Directions for this task -
Without including any images, reproduce each entry exactly.

Information shown -
————

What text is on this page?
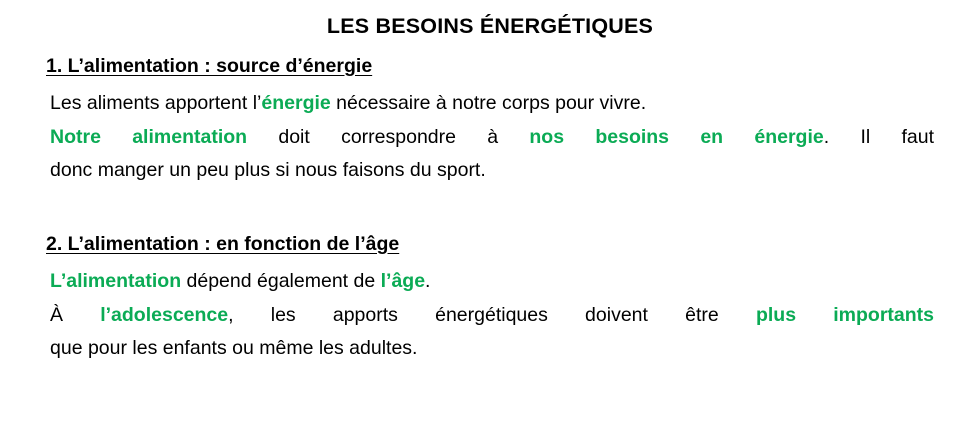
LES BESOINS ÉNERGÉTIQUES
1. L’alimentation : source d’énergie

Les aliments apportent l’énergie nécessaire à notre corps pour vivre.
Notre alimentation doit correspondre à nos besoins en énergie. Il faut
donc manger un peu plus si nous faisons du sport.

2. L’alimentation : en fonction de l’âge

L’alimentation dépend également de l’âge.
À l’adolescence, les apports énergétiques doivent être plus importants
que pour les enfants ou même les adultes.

————

Result of this exercise -
What text is on this page?
LES BESOINS ÉNERGÉTIQUES
1. L’alimentation : source d’énergie

Les aliments apportent l’énergie nécessaire à notre corps pour vivre.
Notre alimentation doit correspondre à nos besoins en énergie. Il faut
donc manger un peu plus si nous faisons du sport.

2. L’alimentation : en fonction de l’âge

L’alimentation dépend également de l’âge.
À l’adolescence, les apports énergétiques doivent être plus importants
que pour les enfants ou même les adultes.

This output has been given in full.